# Dataset listings of figures
——

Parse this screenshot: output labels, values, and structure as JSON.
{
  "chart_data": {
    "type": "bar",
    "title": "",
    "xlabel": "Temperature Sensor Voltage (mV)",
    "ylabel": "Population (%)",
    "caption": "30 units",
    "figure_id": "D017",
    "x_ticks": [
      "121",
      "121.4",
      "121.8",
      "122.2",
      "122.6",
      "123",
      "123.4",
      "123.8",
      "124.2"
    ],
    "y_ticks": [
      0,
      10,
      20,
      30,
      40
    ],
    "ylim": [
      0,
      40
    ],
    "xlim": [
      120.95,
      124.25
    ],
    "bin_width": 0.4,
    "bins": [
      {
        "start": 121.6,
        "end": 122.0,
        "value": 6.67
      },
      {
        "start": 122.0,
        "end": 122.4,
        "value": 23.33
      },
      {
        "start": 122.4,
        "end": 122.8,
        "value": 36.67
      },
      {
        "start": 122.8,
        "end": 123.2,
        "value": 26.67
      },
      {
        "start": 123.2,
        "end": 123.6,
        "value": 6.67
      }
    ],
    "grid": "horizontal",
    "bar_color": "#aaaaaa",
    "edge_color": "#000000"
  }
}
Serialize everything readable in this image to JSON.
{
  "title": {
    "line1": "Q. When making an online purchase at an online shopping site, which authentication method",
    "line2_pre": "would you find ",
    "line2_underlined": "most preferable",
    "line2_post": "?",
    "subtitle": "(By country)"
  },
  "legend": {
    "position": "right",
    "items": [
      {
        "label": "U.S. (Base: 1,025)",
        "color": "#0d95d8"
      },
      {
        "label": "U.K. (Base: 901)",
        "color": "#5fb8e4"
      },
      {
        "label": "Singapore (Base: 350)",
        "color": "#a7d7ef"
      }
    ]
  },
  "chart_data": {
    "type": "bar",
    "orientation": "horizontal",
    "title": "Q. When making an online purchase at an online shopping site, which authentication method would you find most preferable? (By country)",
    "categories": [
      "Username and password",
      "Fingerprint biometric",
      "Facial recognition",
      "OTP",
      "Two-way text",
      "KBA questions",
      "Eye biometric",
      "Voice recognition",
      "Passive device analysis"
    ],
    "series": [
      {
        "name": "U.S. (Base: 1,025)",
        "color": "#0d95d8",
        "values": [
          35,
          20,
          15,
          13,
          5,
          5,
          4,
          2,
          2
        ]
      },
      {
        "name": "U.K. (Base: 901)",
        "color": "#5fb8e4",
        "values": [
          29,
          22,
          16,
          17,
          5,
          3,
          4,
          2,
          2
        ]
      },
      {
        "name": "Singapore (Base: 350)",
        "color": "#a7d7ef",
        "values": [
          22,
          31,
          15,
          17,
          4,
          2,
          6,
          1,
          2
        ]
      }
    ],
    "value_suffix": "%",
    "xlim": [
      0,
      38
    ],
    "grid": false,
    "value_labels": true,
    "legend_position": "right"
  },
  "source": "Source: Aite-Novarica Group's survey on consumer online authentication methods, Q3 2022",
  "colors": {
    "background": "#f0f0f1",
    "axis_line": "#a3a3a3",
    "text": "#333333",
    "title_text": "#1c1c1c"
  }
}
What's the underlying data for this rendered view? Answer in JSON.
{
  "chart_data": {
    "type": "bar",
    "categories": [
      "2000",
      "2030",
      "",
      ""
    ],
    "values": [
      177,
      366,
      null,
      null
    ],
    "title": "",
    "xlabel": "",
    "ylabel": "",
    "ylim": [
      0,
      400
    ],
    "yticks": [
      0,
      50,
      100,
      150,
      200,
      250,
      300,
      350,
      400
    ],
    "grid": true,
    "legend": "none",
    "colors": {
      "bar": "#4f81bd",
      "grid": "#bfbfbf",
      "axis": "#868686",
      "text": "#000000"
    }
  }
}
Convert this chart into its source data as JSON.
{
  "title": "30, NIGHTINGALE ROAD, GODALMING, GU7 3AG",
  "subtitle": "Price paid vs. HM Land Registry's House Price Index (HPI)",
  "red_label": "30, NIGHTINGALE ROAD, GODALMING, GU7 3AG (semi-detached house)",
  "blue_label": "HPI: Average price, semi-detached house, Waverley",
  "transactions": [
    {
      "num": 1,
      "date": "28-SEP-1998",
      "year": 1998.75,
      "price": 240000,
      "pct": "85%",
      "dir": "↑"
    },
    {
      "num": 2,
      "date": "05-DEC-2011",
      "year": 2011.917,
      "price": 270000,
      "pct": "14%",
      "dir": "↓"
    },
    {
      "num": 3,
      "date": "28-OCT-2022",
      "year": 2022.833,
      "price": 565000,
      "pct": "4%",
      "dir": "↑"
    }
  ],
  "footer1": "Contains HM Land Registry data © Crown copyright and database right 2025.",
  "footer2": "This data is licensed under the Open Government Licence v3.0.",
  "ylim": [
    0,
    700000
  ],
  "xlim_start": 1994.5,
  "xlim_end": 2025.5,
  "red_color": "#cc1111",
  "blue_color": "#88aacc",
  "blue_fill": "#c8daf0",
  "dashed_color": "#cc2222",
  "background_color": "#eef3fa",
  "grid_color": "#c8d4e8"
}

——

# What to produce
Scan the lines for the string "year". Copy out each line that matches.

# Complete response
      "year": 1998.75,
      "year": 2011.917,
      "year": 2022.833,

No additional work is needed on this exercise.